= WORK TO COMPLETE =
Answer with a single number: the count of lines that hold "marker".

____________

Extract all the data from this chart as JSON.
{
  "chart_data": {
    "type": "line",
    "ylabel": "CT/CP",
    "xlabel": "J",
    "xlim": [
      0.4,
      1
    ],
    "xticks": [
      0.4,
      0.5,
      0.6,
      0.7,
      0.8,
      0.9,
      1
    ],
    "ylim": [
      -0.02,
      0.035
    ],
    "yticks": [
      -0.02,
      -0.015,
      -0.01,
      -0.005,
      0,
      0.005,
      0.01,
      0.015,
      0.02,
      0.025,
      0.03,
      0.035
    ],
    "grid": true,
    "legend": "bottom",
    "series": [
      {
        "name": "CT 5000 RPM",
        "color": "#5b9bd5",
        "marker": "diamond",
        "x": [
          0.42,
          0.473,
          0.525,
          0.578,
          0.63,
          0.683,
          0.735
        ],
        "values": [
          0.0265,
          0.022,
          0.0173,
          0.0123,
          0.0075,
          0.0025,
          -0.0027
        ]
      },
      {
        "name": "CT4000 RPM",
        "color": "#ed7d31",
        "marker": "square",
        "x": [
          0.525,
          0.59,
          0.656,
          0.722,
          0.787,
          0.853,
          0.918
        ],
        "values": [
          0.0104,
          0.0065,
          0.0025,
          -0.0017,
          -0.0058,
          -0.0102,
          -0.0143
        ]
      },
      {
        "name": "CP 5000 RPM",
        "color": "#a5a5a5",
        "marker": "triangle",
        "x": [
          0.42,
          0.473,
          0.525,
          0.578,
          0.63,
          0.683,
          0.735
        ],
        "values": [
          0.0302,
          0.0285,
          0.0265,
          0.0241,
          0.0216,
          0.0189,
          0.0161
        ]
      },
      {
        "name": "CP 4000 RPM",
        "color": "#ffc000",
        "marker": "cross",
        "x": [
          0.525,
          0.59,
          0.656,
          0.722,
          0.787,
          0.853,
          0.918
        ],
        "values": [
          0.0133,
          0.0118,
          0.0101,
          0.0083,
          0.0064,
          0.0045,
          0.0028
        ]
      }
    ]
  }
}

____________

= SOLVED PROBLEM =
4